# THE EXERCISE:
Answer with nothing but a number: how many lines include the word "describing"?

--- Start SUPPLIED RECORDS ---

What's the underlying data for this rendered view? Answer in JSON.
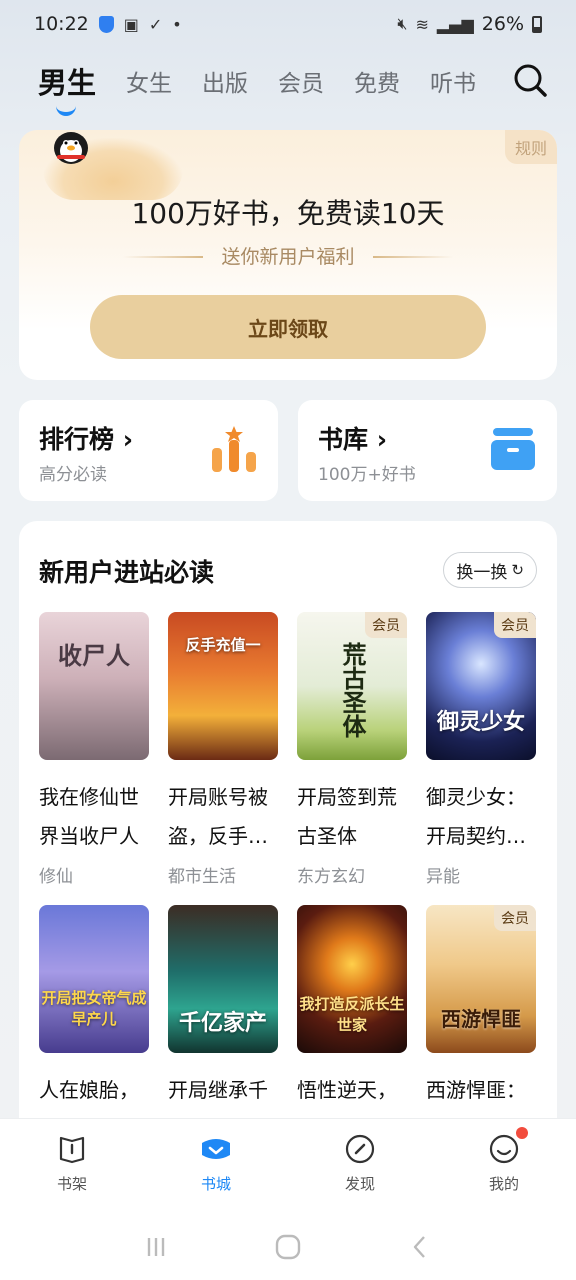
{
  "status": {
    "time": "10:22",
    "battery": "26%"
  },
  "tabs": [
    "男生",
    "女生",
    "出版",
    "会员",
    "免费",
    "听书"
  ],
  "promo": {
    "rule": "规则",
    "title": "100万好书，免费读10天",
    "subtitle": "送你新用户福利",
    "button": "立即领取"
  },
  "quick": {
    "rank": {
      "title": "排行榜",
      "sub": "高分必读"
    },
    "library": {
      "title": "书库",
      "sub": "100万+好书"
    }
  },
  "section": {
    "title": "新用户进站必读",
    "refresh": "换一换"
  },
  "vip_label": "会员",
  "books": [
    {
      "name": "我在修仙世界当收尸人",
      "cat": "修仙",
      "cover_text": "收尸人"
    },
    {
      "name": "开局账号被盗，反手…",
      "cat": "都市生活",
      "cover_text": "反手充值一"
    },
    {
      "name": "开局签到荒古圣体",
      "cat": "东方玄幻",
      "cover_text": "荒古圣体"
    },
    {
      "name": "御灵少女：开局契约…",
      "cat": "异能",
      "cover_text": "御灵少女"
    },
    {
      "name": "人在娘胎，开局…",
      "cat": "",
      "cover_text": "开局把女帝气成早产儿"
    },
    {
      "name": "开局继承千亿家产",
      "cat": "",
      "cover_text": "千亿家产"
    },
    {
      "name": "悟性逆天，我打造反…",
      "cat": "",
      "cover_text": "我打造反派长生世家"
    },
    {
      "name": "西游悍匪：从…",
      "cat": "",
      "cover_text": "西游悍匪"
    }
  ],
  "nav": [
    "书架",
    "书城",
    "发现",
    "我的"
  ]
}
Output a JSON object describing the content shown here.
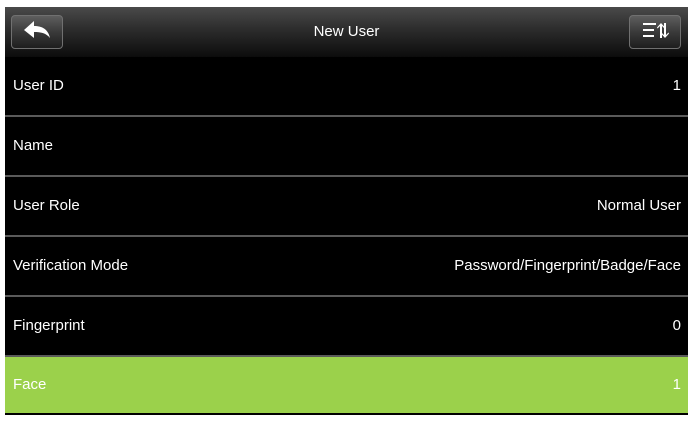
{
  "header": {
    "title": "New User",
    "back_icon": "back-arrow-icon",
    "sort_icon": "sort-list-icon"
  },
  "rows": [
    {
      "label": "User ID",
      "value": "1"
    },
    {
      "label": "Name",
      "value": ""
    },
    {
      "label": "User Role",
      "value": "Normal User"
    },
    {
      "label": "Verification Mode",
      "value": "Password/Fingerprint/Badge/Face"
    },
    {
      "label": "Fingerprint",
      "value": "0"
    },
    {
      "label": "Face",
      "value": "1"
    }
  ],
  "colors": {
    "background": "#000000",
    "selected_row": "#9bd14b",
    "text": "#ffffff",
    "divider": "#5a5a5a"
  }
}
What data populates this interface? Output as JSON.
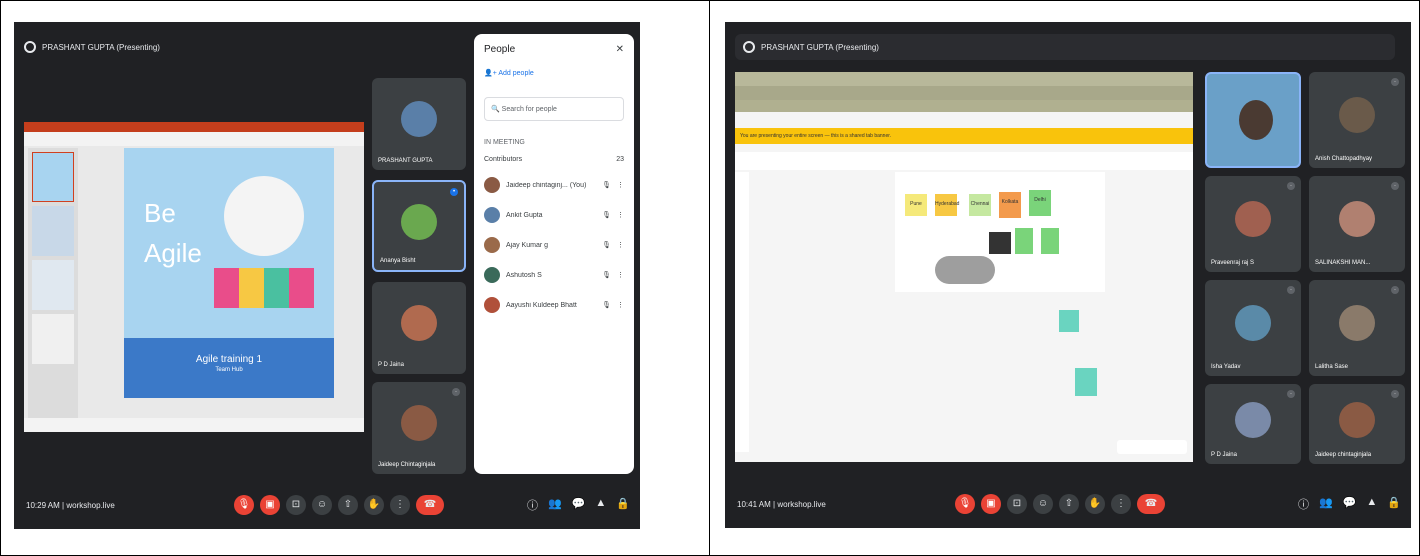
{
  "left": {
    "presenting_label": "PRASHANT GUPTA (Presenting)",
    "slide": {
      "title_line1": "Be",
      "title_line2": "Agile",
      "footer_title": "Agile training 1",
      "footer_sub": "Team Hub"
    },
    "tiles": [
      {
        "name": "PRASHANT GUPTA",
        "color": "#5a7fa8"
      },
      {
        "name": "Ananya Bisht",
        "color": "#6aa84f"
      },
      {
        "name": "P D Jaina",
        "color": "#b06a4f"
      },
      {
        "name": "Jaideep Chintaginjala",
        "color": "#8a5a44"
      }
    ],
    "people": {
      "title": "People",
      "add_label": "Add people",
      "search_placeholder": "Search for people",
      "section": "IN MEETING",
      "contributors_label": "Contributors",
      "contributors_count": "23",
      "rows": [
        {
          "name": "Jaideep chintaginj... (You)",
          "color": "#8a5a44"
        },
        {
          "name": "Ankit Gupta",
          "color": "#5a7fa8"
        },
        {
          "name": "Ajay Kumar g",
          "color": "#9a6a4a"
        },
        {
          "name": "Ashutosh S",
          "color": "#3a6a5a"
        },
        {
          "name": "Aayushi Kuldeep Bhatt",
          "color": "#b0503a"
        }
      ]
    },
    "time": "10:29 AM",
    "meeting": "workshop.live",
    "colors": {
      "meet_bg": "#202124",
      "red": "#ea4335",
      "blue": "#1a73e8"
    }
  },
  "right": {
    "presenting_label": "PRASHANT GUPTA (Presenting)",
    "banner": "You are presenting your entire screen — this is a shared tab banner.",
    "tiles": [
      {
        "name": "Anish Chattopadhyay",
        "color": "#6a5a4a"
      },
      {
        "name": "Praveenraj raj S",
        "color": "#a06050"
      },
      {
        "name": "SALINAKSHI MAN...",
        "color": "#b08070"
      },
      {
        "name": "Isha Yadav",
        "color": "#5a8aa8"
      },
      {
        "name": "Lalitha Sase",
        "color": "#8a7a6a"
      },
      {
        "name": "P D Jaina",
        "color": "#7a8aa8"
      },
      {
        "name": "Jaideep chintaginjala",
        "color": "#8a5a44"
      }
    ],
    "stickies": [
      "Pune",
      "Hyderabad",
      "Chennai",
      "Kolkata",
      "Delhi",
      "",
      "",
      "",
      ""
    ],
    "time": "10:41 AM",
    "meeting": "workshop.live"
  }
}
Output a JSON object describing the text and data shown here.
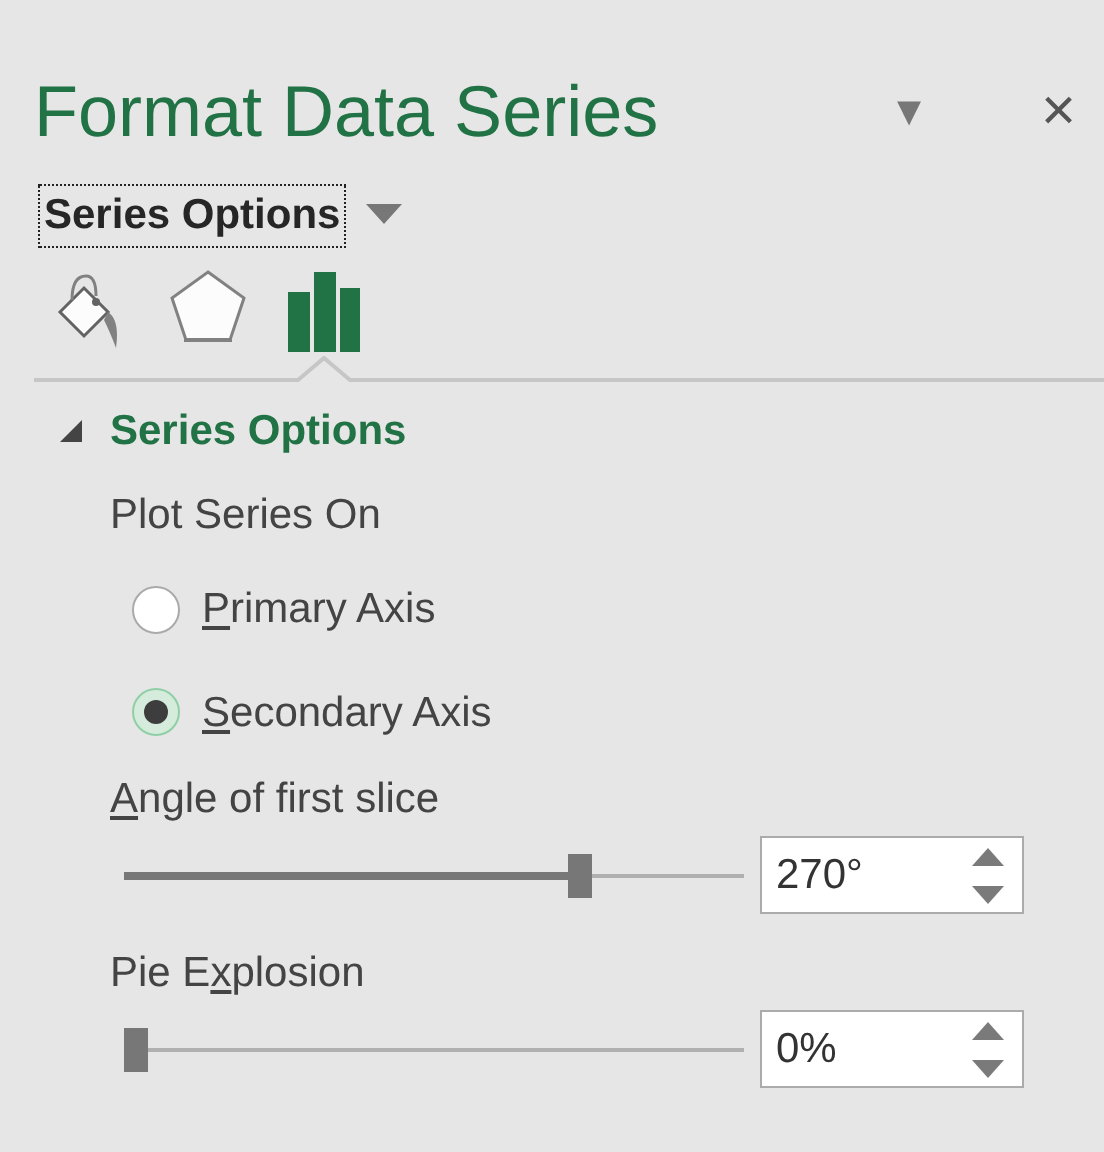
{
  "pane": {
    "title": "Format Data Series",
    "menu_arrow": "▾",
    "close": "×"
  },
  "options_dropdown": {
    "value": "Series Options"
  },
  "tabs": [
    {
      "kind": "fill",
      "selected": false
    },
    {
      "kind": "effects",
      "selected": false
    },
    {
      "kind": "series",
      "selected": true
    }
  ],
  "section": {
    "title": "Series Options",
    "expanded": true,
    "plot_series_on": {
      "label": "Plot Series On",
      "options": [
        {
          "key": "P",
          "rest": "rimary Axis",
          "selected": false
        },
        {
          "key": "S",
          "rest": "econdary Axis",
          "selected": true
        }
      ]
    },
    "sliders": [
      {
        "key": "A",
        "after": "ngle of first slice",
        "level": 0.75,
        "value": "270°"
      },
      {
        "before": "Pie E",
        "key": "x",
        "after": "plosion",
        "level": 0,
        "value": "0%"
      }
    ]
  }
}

--- End SUPPLIED RECORDS ---

# RESPONSE TO THIS TASK:
2